Stored dataset items
####
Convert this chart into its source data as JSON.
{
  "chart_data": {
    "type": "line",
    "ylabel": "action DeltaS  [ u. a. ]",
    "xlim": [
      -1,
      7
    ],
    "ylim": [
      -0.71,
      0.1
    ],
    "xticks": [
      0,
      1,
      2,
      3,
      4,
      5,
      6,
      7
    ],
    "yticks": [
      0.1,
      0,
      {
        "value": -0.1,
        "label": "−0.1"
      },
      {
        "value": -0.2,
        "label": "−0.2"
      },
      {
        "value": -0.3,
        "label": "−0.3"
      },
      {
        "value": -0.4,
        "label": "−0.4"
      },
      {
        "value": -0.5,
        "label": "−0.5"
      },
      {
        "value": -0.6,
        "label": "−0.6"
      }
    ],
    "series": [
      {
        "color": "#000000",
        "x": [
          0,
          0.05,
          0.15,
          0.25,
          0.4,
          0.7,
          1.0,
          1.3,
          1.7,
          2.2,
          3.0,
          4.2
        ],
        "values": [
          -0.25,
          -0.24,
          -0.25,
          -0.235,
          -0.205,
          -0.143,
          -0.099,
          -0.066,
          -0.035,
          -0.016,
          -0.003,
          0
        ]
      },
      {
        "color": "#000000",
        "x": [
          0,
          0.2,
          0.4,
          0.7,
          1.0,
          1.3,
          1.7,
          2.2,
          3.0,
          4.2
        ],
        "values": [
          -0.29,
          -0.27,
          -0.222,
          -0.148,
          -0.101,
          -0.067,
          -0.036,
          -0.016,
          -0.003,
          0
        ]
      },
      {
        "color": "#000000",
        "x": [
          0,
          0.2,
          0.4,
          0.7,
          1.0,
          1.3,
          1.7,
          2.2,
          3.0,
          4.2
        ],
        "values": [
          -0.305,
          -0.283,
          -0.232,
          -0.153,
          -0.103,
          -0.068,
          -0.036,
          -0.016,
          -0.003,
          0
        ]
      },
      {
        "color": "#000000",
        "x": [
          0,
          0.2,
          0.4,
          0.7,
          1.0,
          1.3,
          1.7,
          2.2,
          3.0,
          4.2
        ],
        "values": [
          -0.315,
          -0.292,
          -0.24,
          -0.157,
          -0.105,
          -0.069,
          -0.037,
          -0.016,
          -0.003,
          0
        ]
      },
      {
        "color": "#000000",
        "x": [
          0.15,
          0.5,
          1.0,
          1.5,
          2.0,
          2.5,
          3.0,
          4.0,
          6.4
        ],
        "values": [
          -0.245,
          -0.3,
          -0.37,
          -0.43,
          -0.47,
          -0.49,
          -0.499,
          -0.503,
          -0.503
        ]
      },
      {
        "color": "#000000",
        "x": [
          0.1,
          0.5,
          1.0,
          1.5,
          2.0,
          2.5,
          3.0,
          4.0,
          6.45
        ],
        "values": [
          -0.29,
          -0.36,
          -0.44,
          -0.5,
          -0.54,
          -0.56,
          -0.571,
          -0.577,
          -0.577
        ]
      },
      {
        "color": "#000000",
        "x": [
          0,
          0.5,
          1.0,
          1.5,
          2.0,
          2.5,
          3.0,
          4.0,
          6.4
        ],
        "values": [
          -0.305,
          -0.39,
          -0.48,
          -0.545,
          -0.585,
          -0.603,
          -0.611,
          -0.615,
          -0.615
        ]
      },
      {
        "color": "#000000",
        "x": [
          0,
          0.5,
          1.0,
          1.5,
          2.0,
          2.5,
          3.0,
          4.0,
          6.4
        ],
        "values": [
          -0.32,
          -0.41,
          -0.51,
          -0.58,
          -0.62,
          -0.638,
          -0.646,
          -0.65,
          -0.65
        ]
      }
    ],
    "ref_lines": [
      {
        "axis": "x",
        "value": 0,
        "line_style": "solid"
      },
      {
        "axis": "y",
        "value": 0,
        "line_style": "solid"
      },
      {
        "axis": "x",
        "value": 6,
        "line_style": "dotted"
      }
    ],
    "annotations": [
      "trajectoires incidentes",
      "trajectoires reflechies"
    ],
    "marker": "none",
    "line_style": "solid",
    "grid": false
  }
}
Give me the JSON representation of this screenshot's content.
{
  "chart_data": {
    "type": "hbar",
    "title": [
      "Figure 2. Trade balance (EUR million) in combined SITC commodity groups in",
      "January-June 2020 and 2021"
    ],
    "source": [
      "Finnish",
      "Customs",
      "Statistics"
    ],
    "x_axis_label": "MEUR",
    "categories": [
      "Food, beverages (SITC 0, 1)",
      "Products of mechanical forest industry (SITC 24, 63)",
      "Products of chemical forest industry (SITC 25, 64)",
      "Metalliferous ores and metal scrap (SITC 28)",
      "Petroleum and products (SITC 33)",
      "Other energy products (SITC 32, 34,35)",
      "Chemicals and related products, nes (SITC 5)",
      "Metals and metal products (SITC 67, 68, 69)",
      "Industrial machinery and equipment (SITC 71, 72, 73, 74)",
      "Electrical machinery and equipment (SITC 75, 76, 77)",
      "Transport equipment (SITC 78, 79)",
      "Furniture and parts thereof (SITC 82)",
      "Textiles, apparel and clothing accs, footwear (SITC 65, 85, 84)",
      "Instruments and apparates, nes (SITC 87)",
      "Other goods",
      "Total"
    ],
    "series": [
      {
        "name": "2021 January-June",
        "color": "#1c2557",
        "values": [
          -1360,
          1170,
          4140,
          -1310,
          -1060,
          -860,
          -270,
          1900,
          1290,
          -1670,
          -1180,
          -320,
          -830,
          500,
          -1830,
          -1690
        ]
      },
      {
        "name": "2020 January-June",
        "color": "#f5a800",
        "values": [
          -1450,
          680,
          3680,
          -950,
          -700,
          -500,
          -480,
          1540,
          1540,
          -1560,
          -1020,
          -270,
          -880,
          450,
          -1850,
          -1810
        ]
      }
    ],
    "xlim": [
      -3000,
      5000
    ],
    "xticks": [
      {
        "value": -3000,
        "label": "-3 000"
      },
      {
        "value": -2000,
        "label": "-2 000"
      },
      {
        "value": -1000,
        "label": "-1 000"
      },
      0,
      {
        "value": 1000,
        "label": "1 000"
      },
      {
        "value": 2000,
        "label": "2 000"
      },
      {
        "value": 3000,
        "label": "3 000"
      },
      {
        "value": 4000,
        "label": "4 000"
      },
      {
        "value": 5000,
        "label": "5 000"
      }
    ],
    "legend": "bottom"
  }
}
####
→ **What is needed**
Write down every line of the data above that includes the string "machinery".

→ **Exercise solution**
      "Industrial machinery and equipment (SITC 71, 72, 73, 74)",
      "Electrical machinery and equipment (SITC 75, 76, 77)",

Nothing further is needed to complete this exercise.